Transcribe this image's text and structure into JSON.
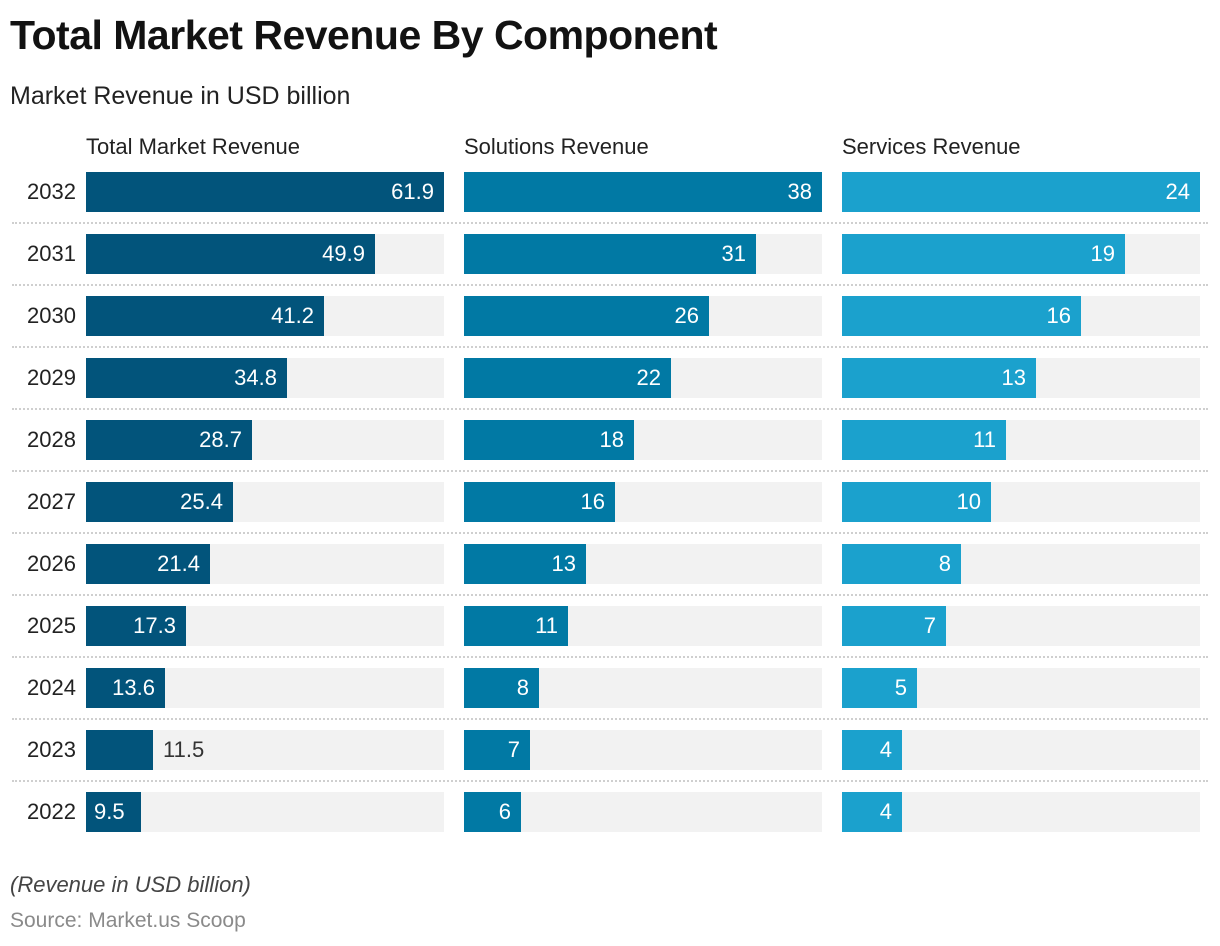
{
  "chart_data": {
    "type": "bar",
    "orientation": "horizontal",
    "title": "Total Market Revenue By Component",
    "subtitle": "Market Revenue in USD billion",
    "categories": [
      "2032",
      "2031",
      "2030",
      "2029",
      "2028",
      "2027",
      "2026",
      "2025",
      "2024",
      "2023",
      "2022"
    ],
    "series": [
      {
        "name": "Total Market Revenue",
        "color": "#02547b",
        "values": [
          61.9,
          49.9,
          41.2,
          34.8,
          28.7,
          25.4,
          21.4,
          17.3,
          13.6,
          11.5,
          9.5
        ],
        "labels": [
          "61.9",
          "49.9",
          "41.2",
          "34.8",
          "28.7",
          "25.4",
          "21.4",
          "17.3",
          "13.6",
          "11.5",
          "9.5"
        ]
      },
      {
        "name": "Solutions Revenue",
        "color": "#0179a4",
        "values": [
          38,
          31,
          26,
          22,
          18,
          16,
          13,
          11,
          8,
          7,
          6
        ],
        "labels": [
          "38",
          "31",
          "26",
          "22",
          "18",
          "16",
          "13",
          "11",
          "8",
          "7",
          "6"
        ]
      },
      {
        "name": "Services Revenue",
        "color": "#1ba1cd",
        "values": [
          24,
          19,
          16,
          13,
          11,
          10,
          8,
          7,
          5,
          4,
          4
        ],
        "labels": [
          "24",
          "19",
          "16",
          "13",
          "11",
          "10",
          "8",
          "7",
          "5",
          "4",
          "4"
        ]
      }
    ],
    "track_color": "#f2f2f2",
    "xlabel": "",
    "ylabel": "",
    "grid": false,
    "legend": "column-headers"
  },
  "footer": {
    "note": "(Revenue in USD billion)",
    "source": "Source: Market.us Scoop"
  }
}
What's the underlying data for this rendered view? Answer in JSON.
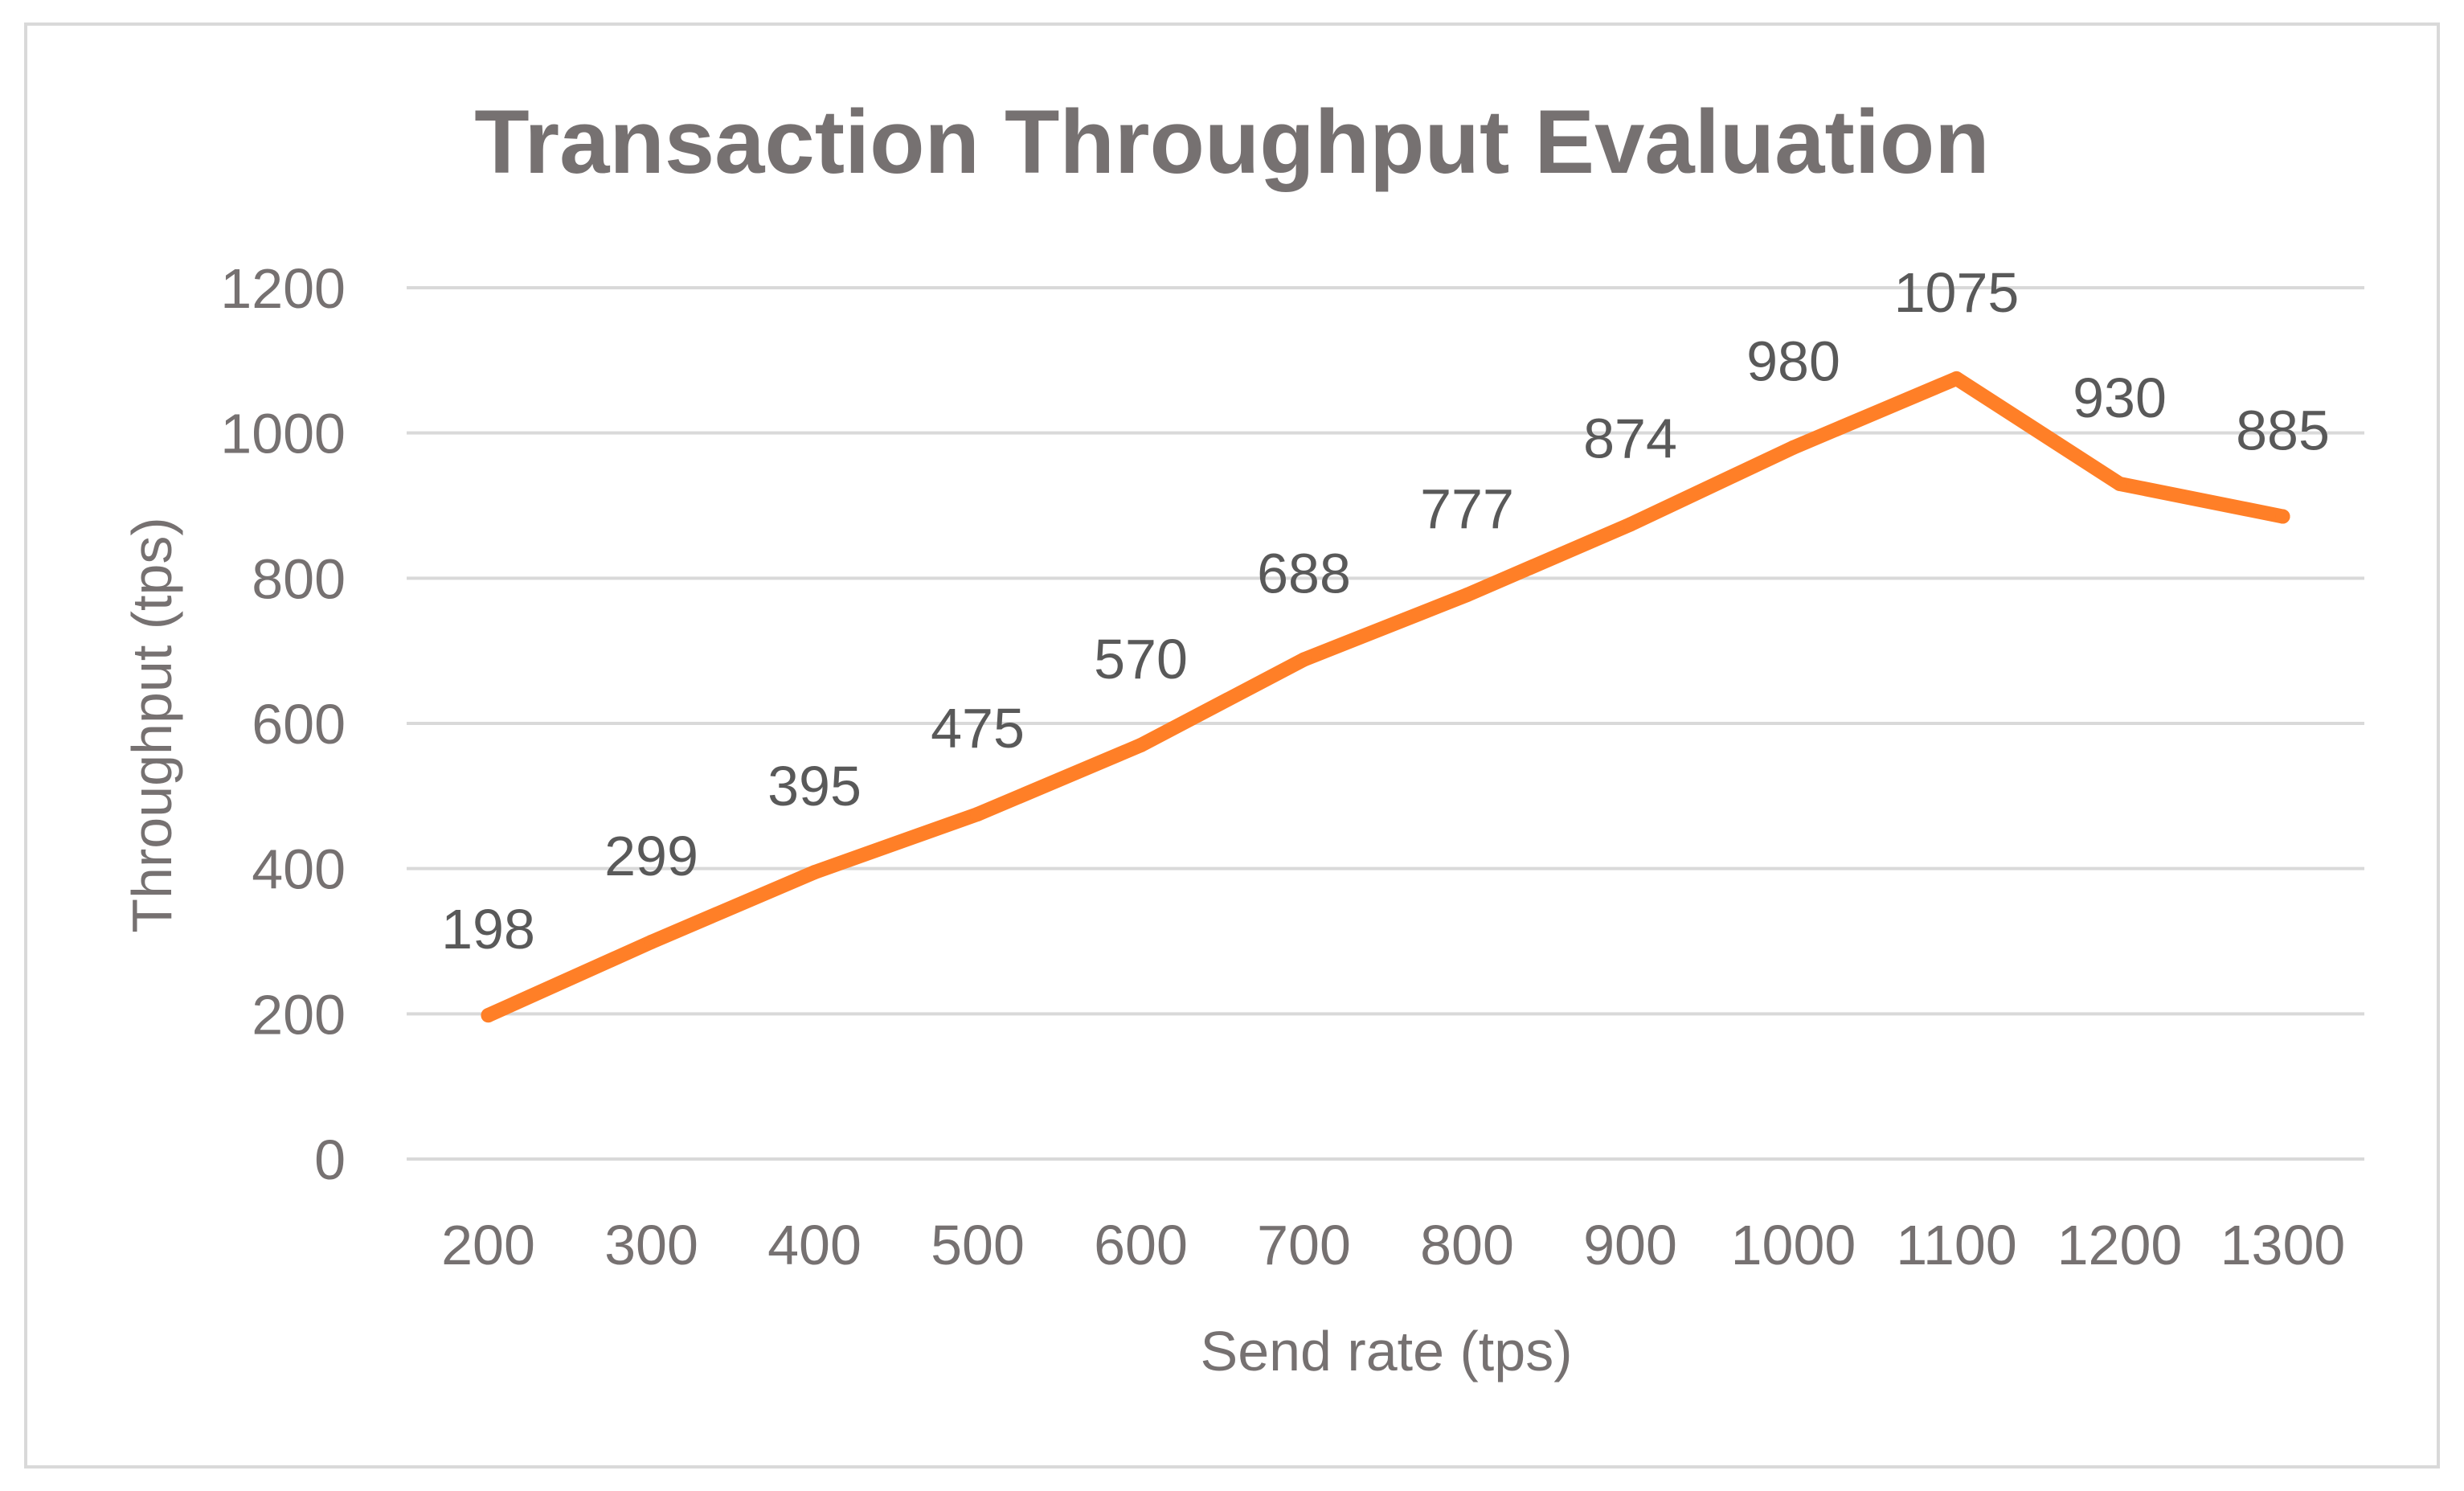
{
  "chart_data": {
    "type": "line",
    "title": "Transaction Throughput Evaluation",
    "xlabel": "Send rate (tps)",
    "ylabel": "Throughput (tps)",
    "categories": [
      "200",
      "300",
      "400",
      "500",
      "600",
      "700",
      "800",
      "900",
      "1000",
      "1100",
      "1200",
      "1300"
    ],
    "series": [
      {
        "values": [
          198,
          299,
          395,
          475,
          570,
          688,
          777,
          874,
          980,
          1075,
          930,
          885
        ],
        "color": "#ff7f27"
      }
    ],
    "ylim": [
      0,
      1200
    ],
    "yticks": [
      "0",
      "200",
      "400",
      "600",
      "800",
      "1000",
      "1200"
    ],
    "grid": true,
    "legend": "none",
    "data_labels": true
  }
}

▸ Given problem
Copy the records exactly as they appear, excluding images.

▸ Written answer
Transcribe this image's text and structure into JSON.
{
  "chart_data": {
    "type": "bar",
    "orientation": "horizontal",
    "title": "Total Market Revenue By Component",
    "subtitle": "Market Revenue in USD billion",
    "categories": [
      "2032",
      "2031",
      "2030",
      "2029",
      "2028",
      "2027",
      "2026",
      "2025",
      "2024",
      "2023",
      "2022"
    ],
    "series": [
      {
        "name": "Total Market Revenue",
        "color": "#02547b",
        "values": [
          61.9,
          49.9,
          41.2,
          34.8,
          28.7,
          25.4,
          21.4,
          17.3,
          13.6,
          11.5,
          9.5
        ],
        "labels": [
          "61.9",
          "49.9",
          "41.2",
          "34.8",
          "28.7",
          "25.4",
          "21.4",
          "17.3",
          "13.6",
          "11.5",
          "9.5"
        ]
      },
      {
        "name": "Solutions Revenue",
        "color": "#0179a4",
        "values": [
          38,
          31,
          26,
          22,
          18,
          16,
          13,
          11,
          8,
          7,
          6
        ],
        "labels": [
          "38",
          "31",
          "26",
          "22",
          "18",
          "16",
          "13",
          "11",
          "8",
          "7",
          "6"
        ]
      },
      {
        "name": "Services Revenue",
        "color": "#1ba1cd",
        "values": [
          24,
          19,
          16,
          13,
          11,
          10,
          8,
          7,
          5,
          4,
          4
        ],
        "labels": [
          "24",
          "19",
          "16",
          "13",
          "11",
          "10",
          "8",
          "7",
          "5",
          "4",
          "4"
        ]
      }
    ],
    "track_color": "#f2f2f2",
    "xlabel": "",
    "ylabel": "",
    "grid": false,
    "legend": "column-headers"
  },
  "footer": {
    "note": "(Revenue in USD billion)",
    "source": "Source: Market.us Scoop"
  }
}
What's the underlying data for this rendered view? Answer in JSON.
{
  "chart_data": {
    "type": "line",
    "title": "Transaction Throughput Evaluation",
    "xlabel": "Send rate (tps)",
    "ylabel": "Throughput (tps)",
    "categories": [
      "200",
      "300",
      "400",
      "500",
      "600",
      "700",
      "800",
      "900",
      "1000",
      "1100",
      "1200",
      "1300"
    ],
    "series": [
      {
        "values": [
          198,
          299,
          395,
          475,
          570,
          688,
          777,
          874,
          980,
          1075,
          930,
          885
        ],
        "color": "#ff7f27"
      }
    ],
    "ylim": [
      0,
      1200
    ],
    "yticks": [
      "0",
      "200",
      "400",
      "600",
      "800",
      "1000",
      "1200"
    ],
    "grid": true,
    "legend": "none",
    "data_labels": true
  }
}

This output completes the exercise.